** START OF Given records **
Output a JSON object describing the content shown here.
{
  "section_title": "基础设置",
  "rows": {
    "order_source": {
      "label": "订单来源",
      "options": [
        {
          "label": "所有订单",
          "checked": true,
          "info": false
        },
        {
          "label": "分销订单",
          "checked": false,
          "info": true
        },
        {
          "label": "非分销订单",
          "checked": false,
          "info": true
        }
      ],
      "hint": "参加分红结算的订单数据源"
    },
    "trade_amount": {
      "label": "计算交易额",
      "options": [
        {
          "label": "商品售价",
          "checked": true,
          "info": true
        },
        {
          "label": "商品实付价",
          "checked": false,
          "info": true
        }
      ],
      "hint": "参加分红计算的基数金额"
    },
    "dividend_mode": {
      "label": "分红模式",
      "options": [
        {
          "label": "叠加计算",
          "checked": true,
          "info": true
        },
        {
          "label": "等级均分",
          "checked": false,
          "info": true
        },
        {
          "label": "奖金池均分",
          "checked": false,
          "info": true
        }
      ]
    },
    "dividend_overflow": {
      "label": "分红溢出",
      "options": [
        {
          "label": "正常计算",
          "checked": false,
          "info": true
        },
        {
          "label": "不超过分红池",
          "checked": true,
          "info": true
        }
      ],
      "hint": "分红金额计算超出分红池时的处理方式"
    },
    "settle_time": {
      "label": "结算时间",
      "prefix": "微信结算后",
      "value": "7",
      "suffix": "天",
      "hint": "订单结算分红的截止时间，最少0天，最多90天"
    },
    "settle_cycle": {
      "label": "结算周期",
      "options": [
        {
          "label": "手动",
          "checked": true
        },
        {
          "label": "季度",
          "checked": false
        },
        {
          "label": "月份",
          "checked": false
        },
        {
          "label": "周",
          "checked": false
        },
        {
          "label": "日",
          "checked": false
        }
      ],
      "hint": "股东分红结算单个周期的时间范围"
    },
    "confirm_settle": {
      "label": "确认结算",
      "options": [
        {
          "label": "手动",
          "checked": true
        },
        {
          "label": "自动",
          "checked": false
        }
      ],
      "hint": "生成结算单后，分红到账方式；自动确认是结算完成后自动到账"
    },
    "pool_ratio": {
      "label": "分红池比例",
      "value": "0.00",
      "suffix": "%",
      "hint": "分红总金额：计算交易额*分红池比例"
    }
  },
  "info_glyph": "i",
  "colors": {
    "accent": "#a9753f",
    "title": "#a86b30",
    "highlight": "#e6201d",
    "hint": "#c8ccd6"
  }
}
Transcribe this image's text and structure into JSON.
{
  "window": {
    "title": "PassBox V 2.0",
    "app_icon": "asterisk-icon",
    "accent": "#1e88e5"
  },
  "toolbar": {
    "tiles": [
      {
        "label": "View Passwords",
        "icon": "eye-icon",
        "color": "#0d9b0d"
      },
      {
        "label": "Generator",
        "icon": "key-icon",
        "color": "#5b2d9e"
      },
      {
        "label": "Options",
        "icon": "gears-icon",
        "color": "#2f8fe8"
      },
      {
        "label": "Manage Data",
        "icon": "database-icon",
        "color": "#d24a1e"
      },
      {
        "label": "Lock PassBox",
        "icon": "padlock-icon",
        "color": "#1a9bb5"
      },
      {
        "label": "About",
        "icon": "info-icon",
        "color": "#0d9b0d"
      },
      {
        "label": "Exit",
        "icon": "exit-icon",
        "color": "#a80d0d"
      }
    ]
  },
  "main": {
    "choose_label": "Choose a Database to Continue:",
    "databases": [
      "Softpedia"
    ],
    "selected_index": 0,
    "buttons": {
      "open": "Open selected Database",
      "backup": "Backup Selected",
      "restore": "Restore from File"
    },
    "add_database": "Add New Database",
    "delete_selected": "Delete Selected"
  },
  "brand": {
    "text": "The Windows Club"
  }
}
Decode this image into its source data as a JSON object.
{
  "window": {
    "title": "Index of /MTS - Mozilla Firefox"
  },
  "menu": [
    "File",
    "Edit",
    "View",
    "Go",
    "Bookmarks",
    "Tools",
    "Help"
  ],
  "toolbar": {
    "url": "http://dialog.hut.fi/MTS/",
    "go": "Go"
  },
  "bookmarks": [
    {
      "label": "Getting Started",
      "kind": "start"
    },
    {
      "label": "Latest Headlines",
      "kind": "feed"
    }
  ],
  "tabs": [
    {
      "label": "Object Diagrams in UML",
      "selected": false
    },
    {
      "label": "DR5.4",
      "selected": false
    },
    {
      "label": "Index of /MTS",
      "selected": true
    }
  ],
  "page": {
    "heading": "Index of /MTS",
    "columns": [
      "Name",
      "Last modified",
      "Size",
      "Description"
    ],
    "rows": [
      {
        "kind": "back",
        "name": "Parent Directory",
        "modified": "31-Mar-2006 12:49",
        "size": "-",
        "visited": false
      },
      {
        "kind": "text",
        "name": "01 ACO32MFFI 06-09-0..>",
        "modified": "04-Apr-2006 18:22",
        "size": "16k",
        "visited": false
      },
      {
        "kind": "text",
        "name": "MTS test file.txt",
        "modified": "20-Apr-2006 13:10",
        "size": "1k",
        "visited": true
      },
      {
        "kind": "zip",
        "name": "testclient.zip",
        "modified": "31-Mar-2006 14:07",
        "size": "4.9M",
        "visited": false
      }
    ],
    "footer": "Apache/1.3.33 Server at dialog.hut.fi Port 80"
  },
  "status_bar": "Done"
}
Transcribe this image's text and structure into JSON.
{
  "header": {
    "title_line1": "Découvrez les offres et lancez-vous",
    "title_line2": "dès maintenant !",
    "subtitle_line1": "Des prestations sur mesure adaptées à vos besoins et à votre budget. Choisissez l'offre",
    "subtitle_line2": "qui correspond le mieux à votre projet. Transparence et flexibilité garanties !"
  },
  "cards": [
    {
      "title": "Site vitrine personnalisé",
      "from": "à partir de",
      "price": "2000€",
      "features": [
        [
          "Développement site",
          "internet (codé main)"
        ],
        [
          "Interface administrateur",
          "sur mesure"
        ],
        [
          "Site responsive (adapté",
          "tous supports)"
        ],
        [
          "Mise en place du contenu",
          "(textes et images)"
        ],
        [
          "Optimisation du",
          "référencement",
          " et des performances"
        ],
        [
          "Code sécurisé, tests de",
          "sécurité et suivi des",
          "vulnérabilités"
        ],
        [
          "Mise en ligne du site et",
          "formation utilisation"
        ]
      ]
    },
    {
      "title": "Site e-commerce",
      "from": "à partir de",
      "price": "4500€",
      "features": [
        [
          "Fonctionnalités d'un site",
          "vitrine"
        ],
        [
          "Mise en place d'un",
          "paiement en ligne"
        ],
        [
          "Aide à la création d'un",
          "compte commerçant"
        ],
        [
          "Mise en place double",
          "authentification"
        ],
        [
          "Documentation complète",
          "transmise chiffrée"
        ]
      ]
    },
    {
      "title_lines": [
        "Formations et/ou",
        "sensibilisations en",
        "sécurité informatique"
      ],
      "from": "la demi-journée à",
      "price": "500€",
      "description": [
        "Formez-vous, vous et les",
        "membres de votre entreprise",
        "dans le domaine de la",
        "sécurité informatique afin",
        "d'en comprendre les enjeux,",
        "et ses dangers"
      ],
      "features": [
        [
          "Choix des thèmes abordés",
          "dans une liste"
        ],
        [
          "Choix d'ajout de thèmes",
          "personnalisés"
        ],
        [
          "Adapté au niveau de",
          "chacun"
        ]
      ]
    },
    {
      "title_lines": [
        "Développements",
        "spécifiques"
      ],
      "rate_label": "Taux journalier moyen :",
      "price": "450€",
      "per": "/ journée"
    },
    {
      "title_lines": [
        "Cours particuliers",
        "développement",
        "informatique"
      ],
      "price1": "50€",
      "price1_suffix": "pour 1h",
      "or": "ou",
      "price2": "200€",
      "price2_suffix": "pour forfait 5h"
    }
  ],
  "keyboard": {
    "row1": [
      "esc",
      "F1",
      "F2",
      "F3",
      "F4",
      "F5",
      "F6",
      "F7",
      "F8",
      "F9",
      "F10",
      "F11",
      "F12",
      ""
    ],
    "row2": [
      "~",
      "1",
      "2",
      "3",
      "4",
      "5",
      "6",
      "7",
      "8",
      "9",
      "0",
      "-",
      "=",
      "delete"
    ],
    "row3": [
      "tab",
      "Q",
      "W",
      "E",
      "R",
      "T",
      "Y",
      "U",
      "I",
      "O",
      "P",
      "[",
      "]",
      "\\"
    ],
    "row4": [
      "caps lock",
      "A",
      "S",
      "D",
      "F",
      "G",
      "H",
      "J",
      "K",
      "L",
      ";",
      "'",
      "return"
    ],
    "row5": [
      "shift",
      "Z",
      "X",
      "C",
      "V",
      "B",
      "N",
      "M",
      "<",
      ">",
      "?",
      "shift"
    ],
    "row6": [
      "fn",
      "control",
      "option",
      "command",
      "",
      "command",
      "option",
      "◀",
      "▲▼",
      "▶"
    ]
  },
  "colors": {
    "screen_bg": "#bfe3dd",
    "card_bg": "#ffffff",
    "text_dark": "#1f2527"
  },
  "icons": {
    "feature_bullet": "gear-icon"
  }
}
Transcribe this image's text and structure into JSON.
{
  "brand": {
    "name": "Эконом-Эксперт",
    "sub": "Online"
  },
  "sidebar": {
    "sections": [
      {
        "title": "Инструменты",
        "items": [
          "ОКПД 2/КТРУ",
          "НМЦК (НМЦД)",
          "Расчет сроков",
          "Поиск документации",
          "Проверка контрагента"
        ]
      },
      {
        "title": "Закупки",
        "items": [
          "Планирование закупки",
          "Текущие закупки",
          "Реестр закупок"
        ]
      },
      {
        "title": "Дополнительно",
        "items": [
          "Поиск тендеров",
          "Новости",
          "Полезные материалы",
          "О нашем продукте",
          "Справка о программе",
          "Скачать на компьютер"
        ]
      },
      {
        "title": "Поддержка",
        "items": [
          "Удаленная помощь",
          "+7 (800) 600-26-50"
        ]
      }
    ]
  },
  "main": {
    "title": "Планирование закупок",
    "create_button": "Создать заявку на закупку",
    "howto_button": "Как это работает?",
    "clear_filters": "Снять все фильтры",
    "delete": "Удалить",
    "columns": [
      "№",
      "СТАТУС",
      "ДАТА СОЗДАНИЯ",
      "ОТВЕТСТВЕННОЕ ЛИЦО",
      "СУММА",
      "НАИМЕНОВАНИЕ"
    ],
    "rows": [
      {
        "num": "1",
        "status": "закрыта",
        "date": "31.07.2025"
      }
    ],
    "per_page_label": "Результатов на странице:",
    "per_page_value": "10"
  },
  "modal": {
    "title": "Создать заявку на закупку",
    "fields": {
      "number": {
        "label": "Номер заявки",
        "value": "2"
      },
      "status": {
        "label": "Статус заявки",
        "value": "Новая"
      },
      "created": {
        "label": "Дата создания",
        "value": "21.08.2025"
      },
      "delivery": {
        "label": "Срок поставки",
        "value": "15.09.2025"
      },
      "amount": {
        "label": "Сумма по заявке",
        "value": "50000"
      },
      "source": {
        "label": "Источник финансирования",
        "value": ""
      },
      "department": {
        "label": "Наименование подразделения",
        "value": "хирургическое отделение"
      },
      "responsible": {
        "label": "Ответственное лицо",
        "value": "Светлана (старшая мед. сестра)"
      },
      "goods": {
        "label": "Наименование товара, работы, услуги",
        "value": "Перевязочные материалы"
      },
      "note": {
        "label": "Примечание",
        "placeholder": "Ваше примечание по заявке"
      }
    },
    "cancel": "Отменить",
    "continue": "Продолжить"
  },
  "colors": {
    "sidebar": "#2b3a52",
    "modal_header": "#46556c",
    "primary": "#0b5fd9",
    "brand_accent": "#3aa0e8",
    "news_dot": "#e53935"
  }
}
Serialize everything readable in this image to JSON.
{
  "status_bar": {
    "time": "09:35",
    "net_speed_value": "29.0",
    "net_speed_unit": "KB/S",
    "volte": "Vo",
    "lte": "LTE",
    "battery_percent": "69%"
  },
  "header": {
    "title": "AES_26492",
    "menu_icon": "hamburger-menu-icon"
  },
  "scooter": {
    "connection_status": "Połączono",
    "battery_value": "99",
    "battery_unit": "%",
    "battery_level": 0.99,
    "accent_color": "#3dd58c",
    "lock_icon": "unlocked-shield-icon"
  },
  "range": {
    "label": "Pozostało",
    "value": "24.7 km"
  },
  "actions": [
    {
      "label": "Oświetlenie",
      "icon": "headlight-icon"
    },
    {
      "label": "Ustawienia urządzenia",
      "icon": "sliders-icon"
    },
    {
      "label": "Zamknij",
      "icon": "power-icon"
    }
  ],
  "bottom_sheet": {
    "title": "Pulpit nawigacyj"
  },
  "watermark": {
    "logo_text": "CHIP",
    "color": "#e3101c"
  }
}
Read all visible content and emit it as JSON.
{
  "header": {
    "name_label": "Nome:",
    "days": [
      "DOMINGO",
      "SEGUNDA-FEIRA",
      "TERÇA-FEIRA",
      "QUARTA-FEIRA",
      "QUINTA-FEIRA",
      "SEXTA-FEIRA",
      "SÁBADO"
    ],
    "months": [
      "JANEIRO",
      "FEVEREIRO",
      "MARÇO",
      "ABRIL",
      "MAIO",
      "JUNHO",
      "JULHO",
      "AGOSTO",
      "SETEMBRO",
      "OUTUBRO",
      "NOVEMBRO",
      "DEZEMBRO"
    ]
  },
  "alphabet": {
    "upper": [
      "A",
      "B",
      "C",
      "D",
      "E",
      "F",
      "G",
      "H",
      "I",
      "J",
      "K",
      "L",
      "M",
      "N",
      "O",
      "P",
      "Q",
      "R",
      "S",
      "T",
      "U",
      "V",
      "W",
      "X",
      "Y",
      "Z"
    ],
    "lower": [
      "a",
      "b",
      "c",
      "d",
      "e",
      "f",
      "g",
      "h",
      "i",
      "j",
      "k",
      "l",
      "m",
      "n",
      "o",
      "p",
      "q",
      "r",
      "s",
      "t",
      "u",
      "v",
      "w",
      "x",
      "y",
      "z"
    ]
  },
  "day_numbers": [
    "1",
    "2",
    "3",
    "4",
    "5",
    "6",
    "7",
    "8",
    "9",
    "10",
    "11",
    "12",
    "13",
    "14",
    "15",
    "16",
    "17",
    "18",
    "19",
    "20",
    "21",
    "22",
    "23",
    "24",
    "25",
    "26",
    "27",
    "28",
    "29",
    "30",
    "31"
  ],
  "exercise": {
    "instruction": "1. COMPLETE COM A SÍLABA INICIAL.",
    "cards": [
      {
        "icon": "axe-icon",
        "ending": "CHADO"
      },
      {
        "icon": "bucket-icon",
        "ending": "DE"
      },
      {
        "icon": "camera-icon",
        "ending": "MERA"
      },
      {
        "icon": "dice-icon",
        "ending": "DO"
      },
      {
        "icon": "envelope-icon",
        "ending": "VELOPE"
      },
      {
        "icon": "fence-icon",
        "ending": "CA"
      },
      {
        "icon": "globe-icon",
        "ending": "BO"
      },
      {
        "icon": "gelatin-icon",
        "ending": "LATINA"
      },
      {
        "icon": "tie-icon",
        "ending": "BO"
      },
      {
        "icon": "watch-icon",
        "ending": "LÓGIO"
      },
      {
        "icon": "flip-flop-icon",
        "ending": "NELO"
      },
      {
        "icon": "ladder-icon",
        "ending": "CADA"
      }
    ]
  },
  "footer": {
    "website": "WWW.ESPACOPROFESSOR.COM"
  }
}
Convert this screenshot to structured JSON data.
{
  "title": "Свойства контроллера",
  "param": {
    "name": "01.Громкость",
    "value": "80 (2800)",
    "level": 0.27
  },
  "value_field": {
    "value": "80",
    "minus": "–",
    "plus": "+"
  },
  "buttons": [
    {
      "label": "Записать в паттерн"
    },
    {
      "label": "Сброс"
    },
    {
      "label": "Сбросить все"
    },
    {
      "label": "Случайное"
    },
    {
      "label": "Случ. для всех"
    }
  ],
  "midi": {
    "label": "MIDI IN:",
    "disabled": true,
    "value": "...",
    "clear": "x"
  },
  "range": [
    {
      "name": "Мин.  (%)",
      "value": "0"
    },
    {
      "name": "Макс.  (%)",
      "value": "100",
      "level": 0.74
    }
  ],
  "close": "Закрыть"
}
** END OF Given records **
■ Exercise instructions:
Give solely the number of lines in the data that contain the string "закупок".

■ Complete output:
2